--- start DATA FOR THIS TASK ---

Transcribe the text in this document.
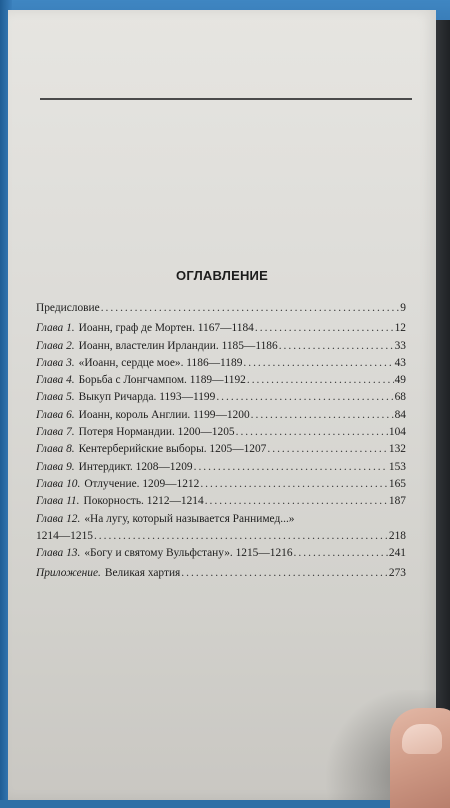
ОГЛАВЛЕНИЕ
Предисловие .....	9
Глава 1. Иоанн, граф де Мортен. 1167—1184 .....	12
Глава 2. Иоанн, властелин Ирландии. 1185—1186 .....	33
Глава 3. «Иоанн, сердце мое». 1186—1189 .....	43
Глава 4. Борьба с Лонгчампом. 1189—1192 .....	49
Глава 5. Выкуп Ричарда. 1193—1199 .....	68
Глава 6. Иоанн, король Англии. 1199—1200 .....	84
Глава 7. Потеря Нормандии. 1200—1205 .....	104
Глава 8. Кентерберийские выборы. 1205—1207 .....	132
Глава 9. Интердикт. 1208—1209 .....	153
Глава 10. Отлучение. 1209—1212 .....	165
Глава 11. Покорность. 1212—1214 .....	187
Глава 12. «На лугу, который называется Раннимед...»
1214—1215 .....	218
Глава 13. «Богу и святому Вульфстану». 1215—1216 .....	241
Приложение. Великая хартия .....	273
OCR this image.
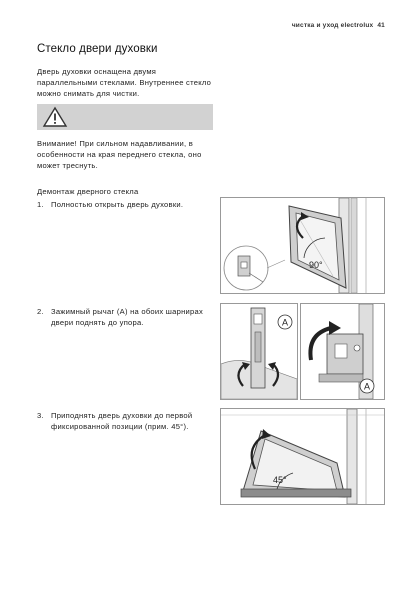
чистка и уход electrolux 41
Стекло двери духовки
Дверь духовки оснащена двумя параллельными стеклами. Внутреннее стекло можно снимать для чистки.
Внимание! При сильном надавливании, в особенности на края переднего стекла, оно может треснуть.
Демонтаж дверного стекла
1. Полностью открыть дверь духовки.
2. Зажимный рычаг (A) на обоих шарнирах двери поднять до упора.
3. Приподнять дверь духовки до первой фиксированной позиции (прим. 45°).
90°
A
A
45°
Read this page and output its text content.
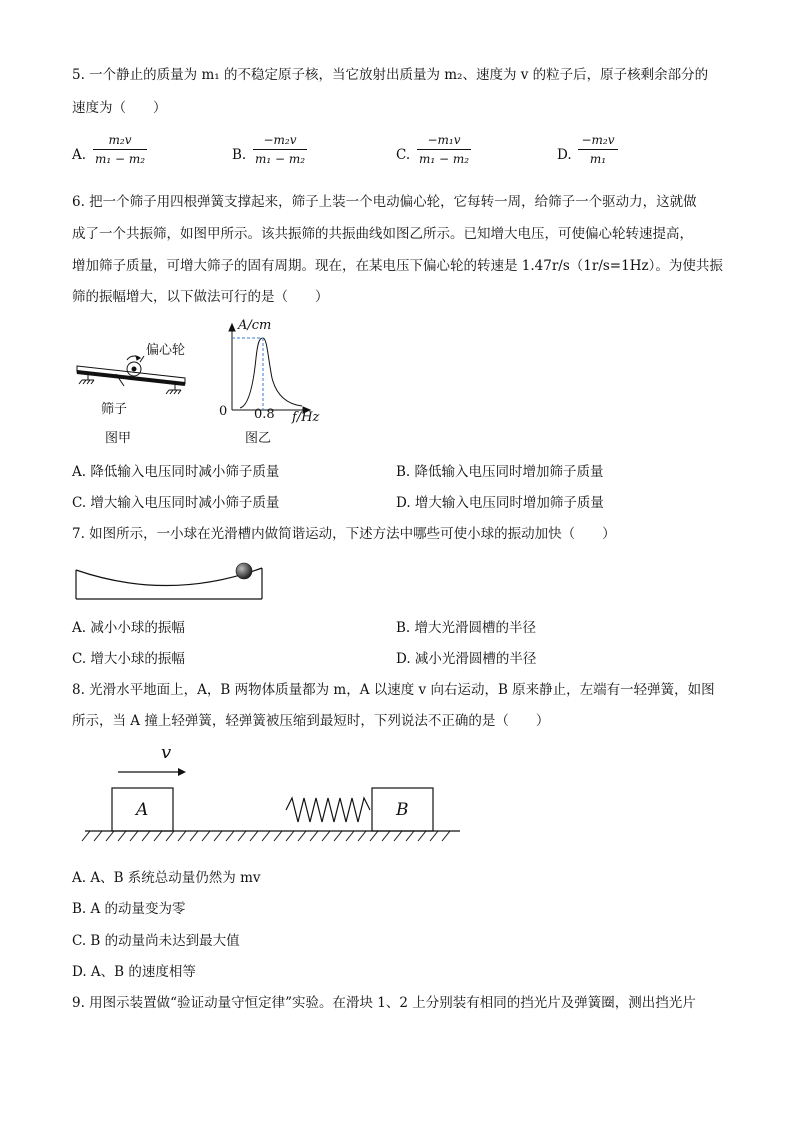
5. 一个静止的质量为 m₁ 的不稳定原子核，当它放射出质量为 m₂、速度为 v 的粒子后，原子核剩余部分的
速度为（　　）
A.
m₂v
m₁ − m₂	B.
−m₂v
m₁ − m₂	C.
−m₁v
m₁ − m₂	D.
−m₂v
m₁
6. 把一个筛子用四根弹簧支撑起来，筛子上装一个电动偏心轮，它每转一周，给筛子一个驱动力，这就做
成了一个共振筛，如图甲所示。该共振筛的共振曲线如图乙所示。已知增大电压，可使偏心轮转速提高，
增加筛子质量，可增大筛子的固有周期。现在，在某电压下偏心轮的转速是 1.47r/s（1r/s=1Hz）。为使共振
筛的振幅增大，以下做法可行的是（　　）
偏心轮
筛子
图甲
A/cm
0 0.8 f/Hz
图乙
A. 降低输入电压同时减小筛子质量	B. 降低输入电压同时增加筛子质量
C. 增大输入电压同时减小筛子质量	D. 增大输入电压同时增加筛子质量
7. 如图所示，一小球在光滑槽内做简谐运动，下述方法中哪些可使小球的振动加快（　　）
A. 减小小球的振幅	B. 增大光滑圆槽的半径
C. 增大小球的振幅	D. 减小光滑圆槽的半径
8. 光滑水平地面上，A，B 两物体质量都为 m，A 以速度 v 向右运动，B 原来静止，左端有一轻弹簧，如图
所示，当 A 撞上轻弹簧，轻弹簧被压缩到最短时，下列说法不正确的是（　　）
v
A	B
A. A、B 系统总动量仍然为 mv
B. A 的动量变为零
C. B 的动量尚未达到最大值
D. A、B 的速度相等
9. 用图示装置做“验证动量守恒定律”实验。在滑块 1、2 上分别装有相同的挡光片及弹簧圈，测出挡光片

--- end DATA FOR THIS TASK ---

● CHALLENGE: Using the entries above, return each line that includes the word "Иоанн".

● WRITTEN SOLUTION:
Глава 1. Иоанн, граф де Мортен. 1167—1184 .....	12
Глава 2. Иоанн, властелин Ирландии. 1185—1186 .....	33
Глава 3. «Иоанн, сердце мое». 1186—1189 .....	43
Глава 6. Иоанн, король Англии. 1199—1200 .....	84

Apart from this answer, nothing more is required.